Text section

>>>

Kafka Streams — Stateful Aggregation — Part 1 (Example and Q&A)

M Ilyas
7 min readJan 9, 2023

--

Example (Aggregated Sales using Kafka Streams)

In this series we will look at how can we use Kafka Streams stateful capabilities to aggregate results based on stream of events. We will try to address important questions about maintaining the state in containerized world where containers (services/tasks) can be stopped/restarted due to re-balancing or deploying new changes etc.

This series contains below articles.

  • Kafka Streams — Stateful Aggregation — Part 1 (Example and Q&A)
  • Kafka Streams — Stateful Aggregation — Part 2 (How to retain/rebuild state on restarts)
  • Kafka Streams — Stateful Aggregation — Part 3 (Production ready deployment)
  • Kafka Streams — Stateful Aggregation — Part 4 (Standby Replicas)

This article we will look at an example to aggregate information using Kafka streams. This article assumes that you already know basics of event driven design using Kafka and some know-how of CQRS pattern (Command and Query Responsibility Segregation).

When dealing with events and aggregating results: we need to query the previous state to calculate the final result after that particular event. Kafka provides a solution to this problem by providing state stores. We will be looking at the challenges using state stores in microservices (containerized) connected to kafka topics.

We can save the state outside Kafka as well, but that will add another dependency and potential latency to query the state. For example we can use Redis backed by some NoSQL database and microservices can query the state and calculate the results. Kafka promotes the use of internal capabilities and get benefit of milliseconds latency and resilience built-in.

Example (Aggregated Sales using Kafka Streams).

Sales events are published against each product and a service aggregates the product sales value and publishes a notification event when a product’s sales exceeds beyond a configured threshold. You can see source code of this here (https://github.com/ilyasjaan/kafkastreams_stateful-aggregation)

Look at README to try this example in the context of Part-1. (All should work command-line as long as you have the versions of tech needed for this example)

Sales Event

Every sale of a product we get this event published to sales-events-v1 topic.

{
"product": "PRODUCT_123",
"value": 100
}

Notification Event

For any product that hits a target sale, we get notification event published to notification-events-v1 topic.

{
"product": "PRODUCT_123",
"value": 20000
}

Sales Aggregator (kafkastreams_stateful-aggregation)

This microservice is a Kafka Streams application that aggregates the sales value of every product and when it crosses the target sales value it publishes notification event. Here is the simple code snippet that does this job.

@Component
@AllArgsConstructor
public class Processor {

private ObjectMapper objectMapper;

@Autowired
public void process(StreamsBuilder builder) {
builder
.stream("sales-events-v1", Consumed.with(Serdes.String(), Serdes.String()))
.groupBy((key, value) -> key, Grouped.with(Serdes.String(), Serdes.String()))

<<<

Dataset excerpts

>>>

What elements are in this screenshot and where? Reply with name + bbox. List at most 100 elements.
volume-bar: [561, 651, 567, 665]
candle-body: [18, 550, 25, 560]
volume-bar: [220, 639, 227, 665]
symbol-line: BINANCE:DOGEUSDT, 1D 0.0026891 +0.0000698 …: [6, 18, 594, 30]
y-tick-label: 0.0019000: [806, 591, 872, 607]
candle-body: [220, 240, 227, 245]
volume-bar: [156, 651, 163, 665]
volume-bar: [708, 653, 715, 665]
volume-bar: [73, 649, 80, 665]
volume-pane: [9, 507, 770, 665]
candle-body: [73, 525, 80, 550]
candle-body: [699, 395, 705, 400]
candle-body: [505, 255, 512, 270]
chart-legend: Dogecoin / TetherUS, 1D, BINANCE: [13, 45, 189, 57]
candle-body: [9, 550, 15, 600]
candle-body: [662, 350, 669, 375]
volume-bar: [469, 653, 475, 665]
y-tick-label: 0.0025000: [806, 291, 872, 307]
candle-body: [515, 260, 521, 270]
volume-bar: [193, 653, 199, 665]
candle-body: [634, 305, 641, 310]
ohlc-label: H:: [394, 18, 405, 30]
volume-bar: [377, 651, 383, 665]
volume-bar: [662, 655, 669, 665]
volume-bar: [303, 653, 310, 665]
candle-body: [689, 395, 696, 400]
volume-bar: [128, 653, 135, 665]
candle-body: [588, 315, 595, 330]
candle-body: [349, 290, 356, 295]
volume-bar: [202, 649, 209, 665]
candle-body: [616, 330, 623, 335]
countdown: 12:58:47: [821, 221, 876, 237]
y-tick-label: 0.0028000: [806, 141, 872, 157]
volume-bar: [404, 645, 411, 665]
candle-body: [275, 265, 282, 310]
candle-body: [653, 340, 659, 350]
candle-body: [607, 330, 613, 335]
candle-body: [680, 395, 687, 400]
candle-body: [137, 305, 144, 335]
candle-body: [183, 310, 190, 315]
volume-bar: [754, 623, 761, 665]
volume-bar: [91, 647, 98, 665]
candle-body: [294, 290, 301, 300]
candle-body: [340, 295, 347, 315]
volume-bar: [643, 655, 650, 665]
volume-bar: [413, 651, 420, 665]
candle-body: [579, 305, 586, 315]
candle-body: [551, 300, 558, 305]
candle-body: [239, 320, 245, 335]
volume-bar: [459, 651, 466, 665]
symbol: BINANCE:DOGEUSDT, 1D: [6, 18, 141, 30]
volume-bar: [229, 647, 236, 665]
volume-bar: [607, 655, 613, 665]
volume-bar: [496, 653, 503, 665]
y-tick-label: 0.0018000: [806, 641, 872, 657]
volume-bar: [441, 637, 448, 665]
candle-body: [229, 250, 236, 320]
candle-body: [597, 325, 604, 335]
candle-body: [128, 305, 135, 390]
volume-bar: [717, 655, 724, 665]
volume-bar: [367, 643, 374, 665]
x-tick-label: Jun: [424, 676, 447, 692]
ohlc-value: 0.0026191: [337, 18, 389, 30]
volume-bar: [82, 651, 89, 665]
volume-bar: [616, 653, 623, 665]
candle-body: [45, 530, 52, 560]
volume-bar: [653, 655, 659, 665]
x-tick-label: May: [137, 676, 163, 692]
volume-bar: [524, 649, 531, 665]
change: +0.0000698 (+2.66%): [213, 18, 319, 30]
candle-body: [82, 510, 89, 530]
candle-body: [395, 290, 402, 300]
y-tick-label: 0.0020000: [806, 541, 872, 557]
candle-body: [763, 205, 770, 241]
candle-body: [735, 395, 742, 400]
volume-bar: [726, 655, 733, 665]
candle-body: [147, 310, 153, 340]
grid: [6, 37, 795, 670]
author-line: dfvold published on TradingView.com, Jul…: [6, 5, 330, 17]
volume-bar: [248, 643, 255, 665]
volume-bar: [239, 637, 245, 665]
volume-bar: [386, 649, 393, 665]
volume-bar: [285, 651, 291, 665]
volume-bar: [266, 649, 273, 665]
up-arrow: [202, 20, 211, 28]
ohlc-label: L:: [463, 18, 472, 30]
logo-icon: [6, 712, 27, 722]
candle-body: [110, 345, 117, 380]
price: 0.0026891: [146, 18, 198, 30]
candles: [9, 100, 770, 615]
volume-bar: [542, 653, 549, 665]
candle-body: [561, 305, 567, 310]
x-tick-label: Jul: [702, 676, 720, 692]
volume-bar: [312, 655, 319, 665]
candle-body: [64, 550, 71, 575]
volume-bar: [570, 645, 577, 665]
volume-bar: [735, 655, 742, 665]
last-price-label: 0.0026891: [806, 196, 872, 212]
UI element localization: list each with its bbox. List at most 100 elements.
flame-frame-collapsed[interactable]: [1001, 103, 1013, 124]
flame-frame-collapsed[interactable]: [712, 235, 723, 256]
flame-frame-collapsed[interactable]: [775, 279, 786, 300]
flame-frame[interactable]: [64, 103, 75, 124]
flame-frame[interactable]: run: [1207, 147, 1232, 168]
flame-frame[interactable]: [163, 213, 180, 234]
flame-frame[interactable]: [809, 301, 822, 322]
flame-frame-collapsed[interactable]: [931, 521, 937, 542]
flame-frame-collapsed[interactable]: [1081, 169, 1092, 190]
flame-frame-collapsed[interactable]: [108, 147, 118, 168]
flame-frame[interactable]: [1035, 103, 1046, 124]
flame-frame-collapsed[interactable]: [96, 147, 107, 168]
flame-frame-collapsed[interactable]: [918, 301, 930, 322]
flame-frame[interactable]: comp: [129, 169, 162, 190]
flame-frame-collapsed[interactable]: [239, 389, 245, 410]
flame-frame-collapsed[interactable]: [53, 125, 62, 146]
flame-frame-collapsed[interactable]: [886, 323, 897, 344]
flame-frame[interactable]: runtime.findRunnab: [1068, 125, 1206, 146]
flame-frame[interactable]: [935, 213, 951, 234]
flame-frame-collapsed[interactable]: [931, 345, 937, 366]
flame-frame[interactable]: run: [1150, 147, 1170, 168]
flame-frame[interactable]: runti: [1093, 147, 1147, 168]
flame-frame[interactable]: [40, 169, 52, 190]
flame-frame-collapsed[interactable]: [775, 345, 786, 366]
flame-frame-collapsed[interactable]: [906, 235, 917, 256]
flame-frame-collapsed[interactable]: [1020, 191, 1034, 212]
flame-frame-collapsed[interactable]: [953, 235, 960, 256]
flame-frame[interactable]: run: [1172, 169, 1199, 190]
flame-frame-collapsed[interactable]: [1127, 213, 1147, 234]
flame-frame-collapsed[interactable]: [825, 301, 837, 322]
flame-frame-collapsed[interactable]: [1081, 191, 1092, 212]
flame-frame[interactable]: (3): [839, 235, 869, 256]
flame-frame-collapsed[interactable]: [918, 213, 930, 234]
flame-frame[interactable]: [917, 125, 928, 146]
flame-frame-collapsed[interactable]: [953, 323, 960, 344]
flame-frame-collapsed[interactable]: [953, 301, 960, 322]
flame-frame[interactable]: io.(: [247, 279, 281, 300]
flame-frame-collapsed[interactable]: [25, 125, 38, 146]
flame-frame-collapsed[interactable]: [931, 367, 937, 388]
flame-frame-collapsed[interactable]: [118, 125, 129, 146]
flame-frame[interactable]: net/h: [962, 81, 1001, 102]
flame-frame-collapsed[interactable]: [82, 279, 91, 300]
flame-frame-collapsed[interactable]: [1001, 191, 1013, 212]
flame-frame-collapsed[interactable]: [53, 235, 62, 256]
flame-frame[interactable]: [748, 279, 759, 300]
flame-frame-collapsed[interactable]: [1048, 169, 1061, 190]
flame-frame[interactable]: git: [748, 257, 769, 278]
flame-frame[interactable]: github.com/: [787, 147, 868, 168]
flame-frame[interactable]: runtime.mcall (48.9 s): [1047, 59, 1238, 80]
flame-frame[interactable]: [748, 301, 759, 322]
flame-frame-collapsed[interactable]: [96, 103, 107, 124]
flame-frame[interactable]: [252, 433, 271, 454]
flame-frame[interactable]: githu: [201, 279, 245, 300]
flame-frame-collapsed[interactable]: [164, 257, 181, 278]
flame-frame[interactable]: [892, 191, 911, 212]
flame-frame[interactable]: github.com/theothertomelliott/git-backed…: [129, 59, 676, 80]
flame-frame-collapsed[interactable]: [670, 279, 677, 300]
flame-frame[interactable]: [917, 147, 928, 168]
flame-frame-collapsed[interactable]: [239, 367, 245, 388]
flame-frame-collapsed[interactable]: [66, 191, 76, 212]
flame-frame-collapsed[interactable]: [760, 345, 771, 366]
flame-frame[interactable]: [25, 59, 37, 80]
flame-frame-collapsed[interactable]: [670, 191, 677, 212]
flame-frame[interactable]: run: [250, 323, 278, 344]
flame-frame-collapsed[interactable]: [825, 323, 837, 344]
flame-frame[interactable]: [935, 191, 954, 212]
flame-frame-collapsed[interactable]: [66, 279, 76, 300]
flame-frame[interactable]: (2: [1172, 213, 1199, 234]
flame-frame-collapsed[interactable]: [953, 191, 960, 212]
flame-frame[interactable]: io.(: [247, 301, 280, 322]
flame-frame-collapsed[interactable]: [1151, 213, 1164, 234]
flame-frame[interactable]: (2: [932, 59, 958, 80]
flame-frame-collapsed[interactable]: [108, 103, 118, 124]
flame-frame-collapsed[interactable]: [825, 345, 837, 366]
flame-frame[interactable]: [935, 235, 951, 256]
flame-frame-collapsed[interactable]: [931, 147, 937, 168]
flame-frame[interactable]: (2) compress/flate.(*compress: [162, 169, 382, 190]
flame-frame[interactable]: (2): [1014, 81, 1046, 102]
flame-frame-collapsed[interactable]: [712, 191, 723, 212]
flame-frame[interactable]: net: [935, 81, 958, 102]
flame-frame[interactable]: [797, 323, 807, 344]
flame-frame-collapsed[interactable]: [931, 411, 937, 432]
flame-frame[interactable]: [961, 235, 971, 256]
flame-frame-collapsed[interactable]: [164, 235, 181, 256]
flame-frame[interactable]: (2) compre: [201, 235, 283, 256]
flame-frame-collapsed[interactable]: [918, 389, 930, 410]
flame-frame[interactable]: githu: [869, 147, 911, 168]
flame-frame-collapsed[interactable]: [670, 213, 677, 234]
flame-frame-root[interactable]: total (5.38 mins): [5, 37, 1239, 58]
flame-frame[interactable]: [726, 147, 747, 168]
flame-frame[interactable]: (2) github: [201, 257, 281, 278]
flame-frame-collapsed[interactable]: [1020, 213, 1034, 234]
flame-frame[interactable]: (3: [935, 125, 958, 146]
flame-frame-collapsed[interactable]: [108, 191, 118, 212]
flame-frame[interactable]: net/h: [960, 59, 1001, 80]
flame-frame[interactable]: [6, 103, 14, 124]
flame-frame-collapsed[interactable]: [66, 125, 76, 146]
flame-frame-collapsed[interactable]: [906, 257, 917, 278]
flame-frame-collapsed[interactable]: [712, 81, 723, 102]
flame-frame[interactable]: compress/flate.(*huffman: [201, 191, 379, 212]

<<<

Exercise objective
Reproduce the part of the Kafka Streams article between "This article we" and "to kafka topics.", inclusive.

Solution to the problem
This article we will look at an example to aggregate information using Kafka streams. This article assumes that you already know basics of event driven design using Kafka and some know-how of CQRS pattern (Command and Query Responsibility Segregation).

When dealing with events and aggregating results: we need to query the previous state to calculate the final result after that particular event. Kafka provides a solution to this problem by providing state stores. We will be looking at the challenges using state stores in microservices (containerized) connected to kafka topics.